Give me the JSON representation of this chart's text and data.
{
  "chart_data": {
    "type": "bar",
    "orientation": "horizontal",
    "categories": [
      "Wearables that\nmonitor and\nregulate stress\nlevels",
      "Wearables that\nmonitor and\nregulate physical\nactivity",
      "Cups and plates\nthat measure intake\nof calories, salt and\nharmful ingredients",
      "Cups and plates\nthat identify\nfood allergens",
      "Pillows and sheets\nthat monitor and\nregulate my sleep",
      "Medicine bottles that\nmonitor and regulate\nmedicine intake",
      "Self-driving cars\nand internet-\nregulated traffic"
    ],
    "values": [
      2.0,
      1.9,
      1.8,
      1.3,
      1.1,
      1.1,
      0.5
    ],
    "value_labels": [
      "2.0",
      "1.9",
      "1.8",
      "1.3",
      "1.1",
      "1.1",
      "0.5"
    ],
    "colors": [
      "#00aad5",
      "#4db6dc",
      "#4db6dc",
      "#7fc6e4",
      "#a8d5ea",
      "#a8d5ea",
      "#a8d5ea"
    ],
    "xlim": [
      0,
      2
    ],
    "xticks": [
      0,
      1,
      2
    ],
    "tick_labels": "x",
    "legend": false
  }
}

= Task statement =
Copy every line of the records word for word.

= Result for this exercise =
Give me the JSON representation of this chart's text and data.
{
  "chart_data": {
    "type": "bar",
    "orientation": "horizontal",
    "categories": [
      "Wearables that\nmonitor and\nregulate stress\nlevels",
      "Wearables that\nmonitor and\nregulate physical\nactivity",
      "Cups and plates\nthat measure intake\nof calories, salt and\nharmful ingredients",
      "Cups and plates\nthat identify\nfood allergens",
      "Pillows and sheets\nthat monitor and\nregulate my sleep",
      "Medicine bottles that\nmonitor and regulate\nmedicine intake",
      "Self-driving cars\nand internet-\nregulated traffic"
    ],
    "values": [
      2.0,
      1.9,
      1.8,
      1.3,
      1.1,
      1.1,
      0.5
    ],
    "value_labels": [
      "2.0",
      "1.9",
      "1.8",
      "1.3",
      "1.1",
      "1.1",
      "0.5"
    ],
    "colors": [
      "#00aad5",
      "#4db6dc",
      "#4db6dc",
      "#7fc6e4",
      "#a8d5ea",
      "#a8d5ea",
      "#a8d5ea"
    ],
    "xlim": [
      0,
      2
    ],
    "xticks": [
      0,
      1,
      2
    ],
    "tick_labels": "x",
    "legend": false
  }
}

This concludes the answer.